Your goal
Repeat each line of the material below exactly as it appears, minus any pictures.

----- Input data -----

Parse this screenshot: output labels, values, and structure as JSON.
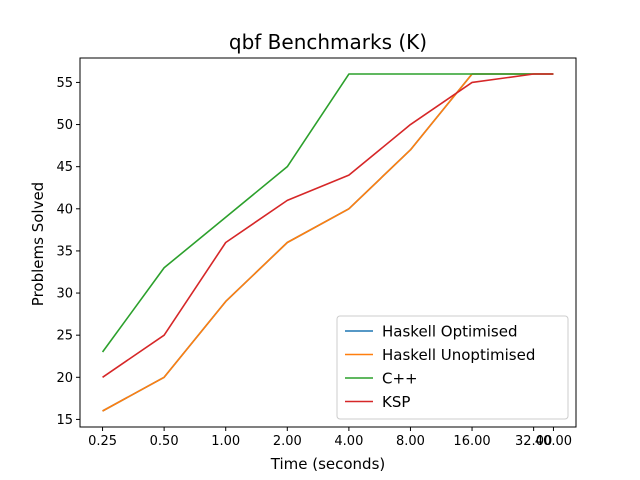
{
  "chart_data": {
    "type": "line",
    "title": "qbf Benchmarks (K)",
    "xlabel": "Time (seconds)",
    "ylabel": "Problems Solved",
    "x_scale": "log2",
    "x": [
      0.25,
      0.5,
      1.0,
      2.0,
      4.0,
      8.0,
      16.0,
      32.0,
      40.0
    ],
    "x_tick_labels": [
      "0.25",
      "0.50",
      "1.00",
      "2.00",
      "4.00",
      "8.00",
      "16.00",
      "32.00",
      "40.00"
    ],
    "y_ticks": [
      15,
      20,
      25,
      30,
      35,
      40,
      45,
      50,
      55
    ],
    "ylim": [
      14.1,
      57.9
    ],
    "grid": false,
    "legend_position": "lower-right",
    "series": [
      {
        "name": "Haskell Optimised",
        "color": "#1f77b4",
        "values": [
          16,
          20,
          29,
          36,
          40,
          47,
          56,
          56,
          56
        ]
      },
      {
        "name": "Haskell Unoptimised",
        "color": "#ff7f0e",
        "values": [
          16,
          20,
          29,
          36,
          40,
          47,
          56,
          56,
          56
        ]
      },
      {
        "name": "C++",
        "color": "#2ca02c",
        "values": [
          23,
          33,
          39,
          45,
          56,
          56,
          56,
          56,
          56
        ]
      },
      {
        "name": "KSP",
        "color": "#d62728",
        "values": [
          20,
          25,
          36,
          41,
          44,
          50,
          55,
          56,
          56
        ]
      }
    ]
  }
}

-----

Full response
Parse this screenshot: output labels, values, and structure as JSON.
{
  "chart_data": {
    "type": "line",
    "title": "qbf Benchmarks (K)",
    "xlabel": "Time (seconds)",
    "ylabel": "Problems Solved",
    "x_scale": "log2",
    "x": [
      0.25,
      0.5,
      1.0,
      2.0,
      4.0,
      8.0,
      16.0,
      32.0,
      40.0
    ],
    "x_tick_labels": [
      "0.25",
      "0.50",
      "1.00",
      "2.00",
      "4.00",
      "8.00",
      "16.00",
      "32.00",
      "40.00"
    ],
    "y_ticks": [
      15,
      20,
      25,
      30,
      35,
      40,
      45,
      50,
      55
    ],
    "ylim": [
      14.1,
      57.9
    ],
    "grid": false,
    "legend_position": "lower-right",
    "series": [
      {
        "name": "Haskell Optimised",
        "color": "#1f77b4",
        "values": [
          16,
          20,
          29,
          36,
          40,
          47,
          56,
          56,
          56
        ]
      },
      {
        "name": "Haskell Unoptimised",
        "color": "#ff7f0e",
        "values": [
          16,
          20,
          29,
          36,
          40,
          47,
          56,
          56,
          56
        ]
      },
      {
        "name": "C++",
        "color": "#2ca02c",
        "values": [
          23,
          33,
          39,
          45,
          56,
          56,
          56,
          56,
          56
        ]
      },
      {
        "name": "KSP",
        "color": "#d62728",
        "values": [
          20,
          25,
          36,
          41,
          44,
          50,
          55,
          56,
          56
        ]
      }
    ]
  }
}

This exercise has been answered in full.